* start Stored rows *
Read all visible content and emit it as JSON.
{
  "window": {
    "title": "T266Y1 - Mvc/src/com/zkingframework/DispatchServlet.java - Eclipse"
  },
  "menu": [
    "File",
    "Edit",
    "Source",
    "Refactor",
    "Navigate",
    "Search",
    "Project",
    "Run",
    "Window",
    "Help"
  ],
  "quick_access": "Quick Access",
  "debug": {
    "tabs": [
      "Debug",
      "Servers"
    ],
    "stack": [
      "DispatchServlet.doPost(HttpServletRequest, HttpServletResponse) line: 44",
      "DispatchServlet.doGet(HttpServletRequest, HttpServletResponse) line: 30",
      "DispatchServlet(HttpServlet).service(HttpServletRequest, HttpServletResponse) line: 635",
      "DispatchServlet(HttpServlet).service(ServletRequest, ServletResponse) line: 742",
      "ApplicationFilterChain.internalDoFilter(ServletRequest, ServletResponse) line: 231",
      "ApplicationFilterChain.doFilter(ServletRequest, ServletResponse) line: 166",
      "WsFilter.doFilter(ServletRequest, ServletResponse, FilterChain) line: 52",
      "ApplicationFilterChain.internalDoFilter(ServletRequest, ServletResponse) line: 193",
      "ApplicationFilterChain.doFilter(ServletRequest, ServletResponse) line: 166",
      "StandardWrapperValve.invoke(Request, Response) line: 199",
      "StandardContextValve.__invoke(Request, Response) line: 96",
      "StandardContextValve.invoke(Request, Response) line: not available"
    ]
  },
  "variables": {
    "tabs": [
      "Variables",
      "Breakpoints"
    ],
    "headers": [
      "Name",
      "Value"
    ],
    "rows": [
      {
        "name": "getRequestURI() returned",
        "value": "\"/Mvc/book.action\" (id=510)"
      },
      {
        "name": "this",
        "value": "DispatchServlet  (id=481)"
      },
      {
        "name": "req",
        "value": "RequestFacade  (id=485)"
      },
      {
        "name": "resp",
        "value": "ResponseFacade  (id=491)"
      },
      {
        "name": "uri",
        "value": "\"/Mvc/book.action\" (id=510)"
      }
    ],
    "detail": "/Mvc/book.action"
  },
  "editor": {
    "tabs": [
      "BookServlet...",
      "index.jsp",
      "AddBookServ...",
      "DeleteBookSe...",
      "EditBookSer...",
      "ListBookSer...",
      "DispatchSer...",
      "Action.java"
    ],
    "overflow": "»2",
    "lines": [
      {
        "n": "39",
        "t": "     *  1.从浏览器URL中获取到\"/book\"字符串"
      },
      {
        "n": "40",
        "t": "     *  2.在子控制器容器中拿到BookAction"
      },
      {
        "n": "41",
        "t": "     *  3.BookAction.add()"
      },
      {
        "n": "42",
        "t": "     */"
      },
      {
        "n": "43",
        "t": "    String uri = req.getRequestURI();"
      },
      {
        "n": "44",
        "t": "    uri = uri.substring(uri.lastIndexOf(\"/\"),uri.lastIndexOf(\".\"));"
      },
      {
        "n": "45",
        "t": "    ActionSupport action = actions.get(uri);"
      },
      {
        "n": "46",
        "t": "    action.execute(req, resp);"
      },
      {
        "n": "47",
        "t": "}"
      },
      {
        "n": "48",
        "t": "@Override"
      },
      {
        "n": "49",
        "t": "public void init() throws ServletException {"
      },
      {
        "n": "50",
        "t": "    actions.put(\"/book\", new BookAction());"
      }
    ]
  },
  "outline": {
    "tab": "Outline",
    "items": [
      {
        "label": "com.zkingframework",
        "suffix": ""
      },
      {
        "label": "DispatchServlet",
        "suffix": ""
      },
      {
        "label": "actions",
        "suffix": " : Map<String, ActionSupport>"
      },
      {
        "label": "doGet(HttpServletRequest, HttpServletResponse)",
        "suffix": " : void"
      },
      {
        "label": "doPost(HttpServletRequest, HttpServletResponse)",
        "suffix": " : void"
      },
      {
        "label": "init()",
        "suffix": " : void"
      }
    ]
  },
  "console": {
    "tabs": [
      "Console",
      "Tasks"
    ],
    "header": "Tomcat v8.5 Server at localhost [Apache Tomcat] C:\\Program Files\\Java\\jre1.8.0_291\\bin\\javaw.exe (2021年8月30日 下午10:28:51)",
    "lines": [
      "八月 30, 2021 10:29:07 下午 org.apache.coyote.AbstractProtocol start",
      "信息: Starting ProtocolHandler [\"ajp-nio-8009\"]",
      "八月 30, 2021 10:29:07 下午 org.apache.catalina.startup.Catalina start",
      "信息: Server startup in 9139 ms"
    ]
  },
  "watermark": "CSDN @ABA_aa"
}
* end Stored rows *
Task>
Set down the entries above again, word for word.

Written solution>
Read all visible content and emit it as JSON.
{
  "window": {
    "title": "T266Y1 - Mvc/src/com/zkingframework/DispatchServlet.java - Eclipse"
  },
  "menu": [
    "File",
    "Edit",
    "Source",
    "Refactor",
    "Navigate",
    "Search",
    "Project",
    "Run",
    "Window",
    "Help"
  ],
  "quick_access": "Quick Access",
  "debug": {
    "tabs": [
      "Debug",
      "Servers"
    ],
    "stack": [
      "DispatchServlet.doPost(HttpServletRequest, HttpServletResponse) line: 44",
      "DispatchServlet.doGet(HttpServletRequest, HttpServletResponse) line: 30",
      "DispatchServlet(HttpServlet).service(HttpServletRequest, HttpServletResponse) line: 635",
      "DispatchServlet(HttpServlet).service(ServletRequest, ServletResponse) line: 742",
      "ApplicationFilterChain.internalDoFilter(ServletRequest, ServletResponse) line: 231",
      "ApplicationFilterChain.doFilter(ServletRequest, ServletResponse) line: 166",
      "WsFilter.doFilter(ServletRequest, ServletResponse, FilterChain) line: 52",
      "ApplicationFilterChain.internalDoFilter(ServletRequest, ServletResponse) line: 193",
      "ApplicationFilterChain.doFilter(ServletRequest, ServletResponse) line: 166",
      "StandardWrapperValve.invoke(Request, Response) line: 199",
      "StandardContextValve.__invoke(Request, Response) line: 96",
      "StandardContextValve.invoke(Request, Response) line: not available"
    ]
  },
  "variables": {
    "tabs": [
      "Variables",
      "Breakpoints"
    ],
    "headers": [
      "Name",
      "Value"
    ],
    "rows": [
      {
        "name": "getRequestURI() returned",
        "value": "\"/Mvc/book.action\" (id=510)"
      },
      {
        "name": "this",
        "value": "DispatchServlet  (id=481)"
      },
      {
        "name": "req",
        "value": "RequestFacade  (id=485)"
      },
      {
        "name": "resp",
        "value": "ResponseFacade  (id=491)"
      },
      {
        "name": "uri",
        "value": "\"/Mvc/book.action\" (id=510)"
      }
    ],
    "detail": "/Mvc/book.action"
  },
  "editor": {
    "tabs": [
      "BookServlet...",
      "index.jsp",
      "AddBookServ...",
      "DeleteBookSe...",
      "EditBookSer...",
      "ListBookSer...",
      "DispatchSer...",
      "Action.java"
    ],
    "overflow": "»2",
    "lines": [
      {
        "n": "39",
        "t": "     *  1.从浏览器URL中获取到\"/book\"字符串"
      },
      {
        "n": "40",
        "t": "     *  2.在子控制器容器中拿到BookAction"
      },
      {
        "n": "41",
        "t": "     *  3.BookAction.add()"
      },
      {
        "n": "42",
        "t": "     */"
      },
      {
        "n": "43",
        "t": "    String uri = req.getRequestURI();"
      },
      {
        "n": "44",
        "t": "    uri = uri.substring(uri.lastIndexOf(\"/\"),uri.lastIndexOf(\".\"));"
      },
      {
        "n": "45",
        "t": "    ActionSupport action = actions.get(uri);"
      },
      {
        "n": "46",
        "t": "    action.execute(req, resp);"
      },
      {
        "n": "47",
        "t": "}"
      },
      {
        "n": "48",
        "t": "@Override"
      },
      {
        "n": "49",
        "t": "public void init() throws ServletException {"
      },
      {
        "n": "50",
        "t": "    actions.put(\"/book\", new BookAction());"
      }
    ]
  },
  "outline": {
    "tab": "Outline",
    "items": [
      {
        "label": "com.zkingframework",
        "suffix": ""
      },
      {
        "label": "DispatchServlet",
        "suffix": ""
      },
      {
        "label": "actions",
        "suffix": " : Map<String, ActionSupport>"
      },
      {
        "label": "doGet(HttpServletRequest, HttpServletResponse)",
        "suffix": " : void"
      },
      {
        "label": "doPost(HttpServletRequest, HttpServletResponse)",
        "suffix": " : void"
      },
      {
        "label": "init()",
        "suffix": " : void"
      }
    ]
  },
  "console": {
    "tabs": [
      "Console",
      "Tasks"
    ],
    "header": "Tomcat v8.5 Server at localhost [Apache Tomcat] C:\\Program Files\\Java\\jre1.8.0_291\\bin\\javaw.exe (2021年8月30日 下午10:28:51)",
    "lines": [
      "八月 30, 2021 10:29:07 下午 org.apache.coyote.AbstractProtocol start",
      "信息: Starting ProtocolHandler [\"ajp-nio-8009\"]",
      "八月 30, 2021 10:29:07 下午 org.apache.catalina.startup.Catalina start",
      "信息: Server startup in 9139 ms"
    ]
  },
  "watermark": "CSDN @ABA_aa"
}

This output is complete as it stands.